Start of Material for this task

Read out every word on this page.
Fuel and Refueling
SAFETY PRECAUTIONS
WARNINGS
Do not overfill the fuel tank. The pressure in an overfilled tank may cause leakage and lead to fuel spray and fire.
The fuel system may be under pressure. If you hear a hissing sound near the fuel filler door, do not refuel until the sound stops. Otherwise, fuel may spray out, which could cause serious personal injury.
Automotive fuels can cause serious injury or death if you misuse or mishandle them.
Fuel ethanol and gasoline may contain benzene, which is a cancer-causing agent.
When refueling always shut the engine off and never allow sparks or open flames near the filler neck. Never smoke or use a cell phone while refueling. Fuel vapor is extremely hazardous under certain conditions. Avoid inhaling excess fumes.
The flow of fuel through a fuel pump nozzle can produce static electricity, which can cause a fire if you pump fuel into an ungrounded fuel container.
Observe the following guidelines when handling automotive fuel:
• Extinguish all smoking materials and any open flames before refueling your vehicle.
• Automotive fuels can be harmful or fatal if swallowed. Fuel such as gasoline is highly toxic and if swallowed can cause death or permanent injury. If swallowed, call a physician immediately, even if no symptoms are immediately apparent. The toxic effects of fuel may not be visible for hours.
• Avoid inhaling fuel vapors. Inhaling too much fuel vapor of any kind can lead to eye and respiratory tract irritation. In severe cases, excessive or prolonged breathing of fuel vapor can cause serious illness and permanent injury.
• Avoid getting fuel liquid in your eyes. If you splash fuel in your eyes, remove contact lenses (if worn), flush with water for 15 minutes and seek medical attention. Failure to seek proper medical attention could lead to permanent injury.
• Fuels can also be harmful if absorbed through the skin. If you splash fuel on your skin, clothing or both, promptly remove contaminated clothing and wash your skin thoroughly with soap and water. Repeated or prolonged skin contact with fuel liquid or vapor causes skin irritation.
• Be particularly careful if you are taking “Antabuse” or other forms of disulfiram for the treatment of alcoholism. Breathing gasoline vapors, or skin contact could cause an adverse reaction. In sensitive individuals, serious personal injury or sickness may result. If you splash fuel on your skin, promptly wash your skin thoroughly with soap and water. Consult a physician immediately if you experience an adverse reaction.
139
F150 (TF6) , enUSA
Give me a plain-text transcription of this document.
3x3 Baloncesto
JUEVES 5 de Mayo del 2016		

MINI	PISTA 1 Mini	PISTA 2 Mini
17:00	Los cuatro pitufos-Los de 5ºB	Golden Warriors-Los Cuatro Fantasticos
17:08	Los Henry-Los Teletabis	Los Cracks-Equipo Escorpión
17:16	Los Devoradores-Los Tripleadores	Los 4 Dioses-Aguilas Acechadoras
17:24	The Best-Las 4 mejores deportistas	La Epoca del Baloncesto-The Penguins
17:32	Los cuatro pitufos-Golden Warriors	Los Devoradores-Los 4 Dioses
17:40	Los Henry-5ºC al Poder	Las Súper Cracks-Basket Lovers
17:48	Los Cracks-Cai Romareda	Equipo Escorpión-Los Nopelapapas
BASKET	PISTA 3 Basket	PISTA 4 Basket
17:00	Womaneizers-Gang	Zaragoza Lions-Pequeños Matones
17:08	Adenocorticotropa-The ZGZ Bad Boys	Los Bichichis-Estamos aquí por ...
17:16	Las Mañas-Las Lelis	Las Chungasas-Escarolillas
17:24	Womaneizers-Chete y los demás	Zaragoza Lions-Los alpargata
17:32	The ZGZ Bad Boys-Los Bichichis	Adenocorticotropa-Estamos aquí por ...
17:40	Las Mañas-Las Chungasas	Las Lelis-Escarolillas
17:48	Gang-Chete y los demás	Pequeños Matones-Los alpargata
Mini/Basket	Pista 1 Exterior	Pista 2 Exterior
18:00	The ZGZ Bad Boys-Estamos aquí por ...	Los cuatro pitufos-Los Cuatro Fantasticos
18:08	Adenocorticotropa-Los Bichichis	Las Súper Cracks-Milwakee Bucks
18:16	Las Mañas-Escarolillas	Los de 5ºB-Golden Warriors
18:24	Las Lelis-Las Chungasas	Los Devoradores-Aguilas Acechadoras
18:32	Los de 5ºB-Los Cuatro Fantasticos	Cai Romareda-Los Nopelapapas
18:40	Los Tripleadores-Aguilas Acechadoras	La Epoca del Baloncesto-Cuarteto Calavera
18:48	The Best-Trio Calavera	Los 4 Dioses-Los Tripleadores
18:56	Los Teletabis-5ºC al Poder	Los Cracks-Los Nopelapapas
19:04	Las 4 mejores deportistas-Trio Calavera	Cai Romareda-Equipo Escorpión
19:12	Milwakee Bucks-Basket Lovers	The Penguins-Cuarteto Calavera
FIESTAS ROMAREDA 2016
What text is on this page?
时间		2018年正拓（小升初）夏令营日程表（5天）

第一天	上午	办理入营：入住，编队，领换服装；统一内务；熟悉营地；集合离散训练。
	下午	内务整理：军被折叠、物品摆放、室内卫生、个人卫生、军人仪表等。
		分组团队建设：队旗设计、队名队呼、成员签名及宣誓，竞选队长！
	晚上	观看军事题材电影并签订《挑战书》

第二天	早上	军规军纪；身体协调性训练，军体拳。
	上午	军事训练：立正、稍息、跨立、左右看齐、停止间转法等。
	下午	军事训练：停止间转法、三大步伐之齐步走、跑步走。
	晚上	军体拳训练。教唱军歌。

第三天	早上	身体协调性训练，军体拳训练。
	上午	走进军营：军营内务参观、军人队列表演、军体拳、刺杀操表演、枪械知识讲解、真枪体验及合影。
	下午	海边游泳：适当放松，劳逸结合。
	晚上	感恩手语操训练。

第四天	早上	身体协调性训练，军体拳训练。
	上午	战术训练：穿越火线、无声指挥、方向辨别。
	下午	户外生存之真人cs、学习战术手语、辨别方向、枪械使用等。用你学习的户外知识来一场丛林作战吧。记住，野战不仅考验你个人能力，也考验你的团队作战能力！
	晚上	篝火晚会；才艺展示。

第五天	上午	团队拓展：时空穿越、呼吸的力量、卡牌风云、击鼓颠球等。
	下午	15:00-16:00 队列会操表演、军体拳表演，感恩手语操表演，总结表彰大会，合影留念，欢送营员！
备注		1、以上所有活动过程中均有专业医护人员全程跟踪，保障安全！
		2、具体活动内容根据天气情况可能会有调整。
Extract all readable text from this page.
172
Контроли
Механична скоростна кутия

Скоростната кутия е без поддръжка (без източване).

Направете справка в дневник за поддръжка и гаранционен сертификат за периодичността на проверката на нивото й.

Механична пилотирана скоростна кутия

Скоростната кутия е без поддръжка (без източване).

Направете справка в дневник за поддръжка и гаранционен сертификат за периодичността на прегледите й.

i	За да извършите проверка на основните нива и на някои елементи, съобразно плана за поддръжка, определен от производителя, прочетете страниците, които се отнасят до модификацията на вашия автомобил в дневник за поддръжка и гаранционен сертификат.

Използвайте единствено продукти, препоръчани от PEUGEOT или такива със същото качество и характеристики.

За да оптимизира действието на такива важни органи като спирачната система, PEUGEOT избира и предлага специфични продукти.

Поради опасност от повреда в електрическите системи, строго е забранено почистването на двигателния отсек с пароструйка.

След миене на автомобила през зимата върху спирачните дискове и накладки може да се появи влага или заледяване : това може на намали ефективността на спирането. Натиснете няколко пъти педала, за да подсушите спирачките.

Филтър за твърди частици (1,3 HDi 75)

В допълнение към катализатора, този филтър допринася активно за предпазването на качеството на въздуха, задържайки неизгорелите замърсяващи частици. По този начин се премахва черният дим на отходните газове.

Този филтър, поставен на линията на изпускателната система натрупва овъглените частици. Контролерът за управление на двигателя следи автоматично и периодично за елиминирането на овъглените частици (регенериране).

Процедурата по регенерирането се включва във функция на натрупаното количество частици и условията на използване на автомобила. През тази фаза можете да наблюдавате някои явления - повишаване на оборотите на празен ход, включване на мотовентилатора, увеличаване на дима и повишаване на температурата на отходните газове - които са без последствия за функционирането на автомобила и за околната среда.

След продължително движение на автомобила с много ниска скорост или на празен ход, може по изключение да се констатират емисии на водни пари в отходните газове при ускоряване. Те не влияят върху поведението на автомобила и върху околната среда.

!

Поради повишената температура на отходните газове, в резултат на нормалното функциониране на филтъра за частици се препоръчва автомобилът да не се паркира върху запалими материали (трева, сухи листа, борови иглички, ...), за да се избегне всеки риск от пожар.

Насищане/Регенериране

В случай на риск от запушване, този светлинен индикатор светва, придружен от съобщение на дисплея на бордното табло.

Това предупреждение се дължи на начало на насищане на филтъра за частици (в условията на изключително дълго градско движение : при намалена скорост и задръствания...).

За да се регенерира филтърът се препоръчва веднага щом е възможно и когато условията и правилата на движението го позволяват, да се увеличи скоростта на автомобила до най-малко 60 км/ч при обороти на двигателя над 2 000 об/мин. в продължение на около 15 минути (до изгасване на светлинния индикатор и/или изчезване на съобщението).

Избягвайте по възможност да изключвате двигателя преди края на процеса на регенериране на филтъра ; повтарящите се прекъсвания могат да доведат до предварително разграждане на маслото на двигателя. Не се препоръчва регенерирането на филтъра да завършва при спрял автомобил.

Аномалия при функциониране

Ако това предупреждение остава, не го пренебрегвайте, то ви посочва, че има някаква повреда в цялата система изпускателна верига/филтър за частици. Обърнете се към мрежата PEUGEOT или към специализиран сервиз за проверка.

End of Material for this task

Exercise requirements:
How many lines of the data contain the word "Epoca"? Answer with the number alone.

Expected output:
2